═══ THE RECORDS ═══

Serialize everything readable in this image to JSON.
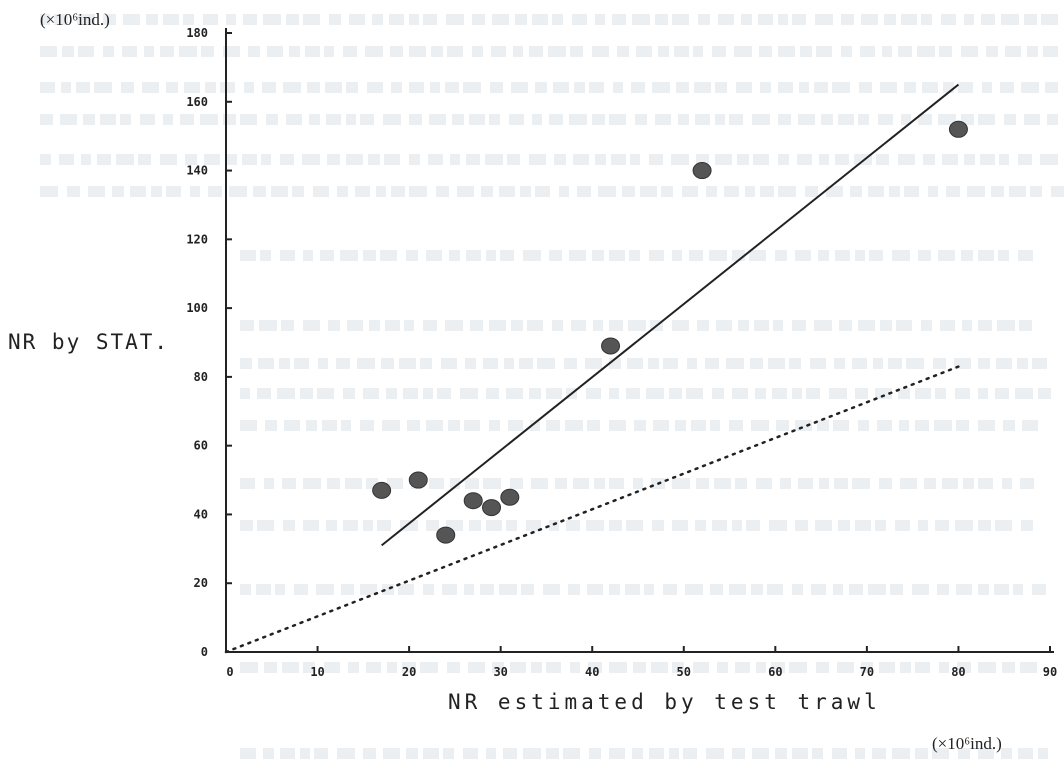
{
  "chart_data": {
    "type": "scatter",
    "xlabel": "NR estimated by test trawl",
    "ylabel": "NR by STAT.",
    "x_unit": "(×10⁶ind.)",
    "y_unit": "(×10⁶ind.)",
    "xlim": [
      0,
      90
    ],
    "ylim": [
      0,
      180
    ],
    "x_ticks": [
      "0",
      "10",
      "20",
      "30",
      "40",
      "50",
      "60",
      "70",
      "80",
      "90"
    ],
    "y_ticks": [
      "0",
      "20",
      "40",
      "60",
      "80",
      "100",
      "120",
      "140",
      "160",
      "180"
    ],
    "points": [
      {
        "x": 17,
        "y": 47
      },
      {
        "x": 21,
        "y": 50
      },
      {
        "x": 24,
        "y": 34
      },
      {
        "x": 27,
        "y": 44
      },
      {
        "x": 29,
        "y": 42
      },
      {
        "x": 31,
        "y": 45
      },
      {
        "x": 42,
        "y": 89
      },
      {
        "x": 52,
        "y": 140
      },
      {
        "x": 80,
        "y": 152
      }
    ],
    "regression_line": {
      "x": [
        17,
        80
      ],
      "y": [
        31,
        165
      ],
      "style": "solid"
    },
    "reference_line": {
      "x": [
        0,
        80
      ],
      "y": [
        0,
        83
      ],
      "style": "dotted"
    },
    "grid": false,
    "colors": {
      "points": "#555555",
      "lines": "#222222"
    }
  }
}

═══
═══ THE RECORDS ═══

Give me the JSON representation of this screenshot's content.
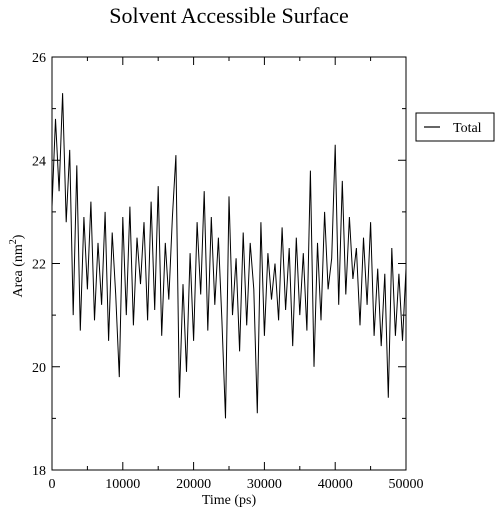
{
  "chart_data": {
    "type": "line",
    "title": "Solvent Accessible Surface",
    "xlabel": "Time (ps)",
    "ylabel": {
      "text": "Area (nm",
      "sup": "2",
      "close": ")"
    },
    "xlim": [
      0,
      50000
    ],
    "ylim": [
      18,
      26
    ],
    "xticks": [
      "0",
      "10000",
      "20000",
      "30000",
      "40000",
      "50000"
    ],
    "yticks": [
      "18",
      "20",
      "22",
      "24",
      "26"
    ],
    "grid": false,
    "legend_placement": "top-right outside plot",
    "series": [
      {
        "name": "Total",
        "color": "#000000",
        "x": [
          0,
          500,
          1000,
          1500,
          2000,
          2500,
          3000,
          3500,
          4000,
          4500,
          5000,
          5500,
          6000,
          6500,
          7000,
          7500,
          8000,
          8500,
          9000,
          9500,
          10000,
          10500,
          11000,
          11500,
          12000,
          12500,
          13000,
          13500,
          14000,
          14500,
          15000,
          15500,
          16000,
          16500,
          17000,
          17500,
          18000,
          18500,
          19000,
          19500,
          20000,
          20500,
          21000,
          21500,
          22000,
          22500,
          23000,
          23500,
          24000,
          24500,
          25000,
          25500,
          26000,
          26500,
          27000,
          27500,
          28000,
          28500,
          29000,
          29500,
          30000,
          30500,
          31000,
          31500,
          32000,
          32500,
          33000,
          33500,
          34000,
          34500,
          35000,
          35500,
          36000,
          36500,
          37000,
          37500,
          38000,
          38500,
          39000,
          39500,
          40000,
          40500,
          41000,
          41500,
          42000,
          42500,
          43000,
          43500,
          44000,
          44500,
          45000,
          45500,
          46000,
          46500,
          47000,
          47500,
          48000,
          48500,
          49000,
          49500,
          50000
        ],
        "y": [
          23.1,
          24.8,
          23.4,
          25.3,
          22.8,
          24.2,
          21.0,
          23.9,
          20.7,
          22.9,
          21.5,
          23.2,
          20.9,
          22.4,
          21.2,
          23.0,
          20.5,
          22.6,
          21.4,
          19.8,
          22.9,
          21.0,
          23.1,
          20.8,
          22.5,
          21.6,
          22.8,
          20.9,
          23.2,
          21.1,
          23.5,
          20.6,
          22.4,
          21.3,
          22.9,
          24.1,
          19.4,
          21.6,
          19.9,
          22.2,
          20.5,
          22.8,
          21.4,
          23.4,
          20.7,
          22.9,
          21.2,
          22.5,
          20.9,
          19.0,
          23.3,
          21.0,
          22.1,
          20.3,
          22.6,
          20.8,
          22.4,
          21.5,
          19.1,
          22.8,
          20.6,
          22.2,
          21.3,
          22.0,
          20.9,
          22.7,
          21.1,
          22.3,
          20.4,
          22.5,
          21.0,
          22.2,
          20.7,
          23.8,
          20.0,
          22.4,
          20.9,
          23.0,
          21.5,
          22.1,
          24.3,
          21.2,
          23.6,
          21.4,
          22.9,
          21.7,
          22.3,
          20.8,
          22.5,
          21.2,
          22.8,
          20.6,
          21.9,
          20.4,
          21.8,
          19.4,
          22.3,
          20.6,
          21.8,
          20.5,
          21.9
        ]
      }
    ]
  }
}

═══

■ **EXERCISE PROMPT**:
Go through the material above and copy each line that has the word "xlabel".

■ **FINAL RESULT**:
    "xlabel": "NR estimated by test trawl",
    "xlabel": "Time (ps)",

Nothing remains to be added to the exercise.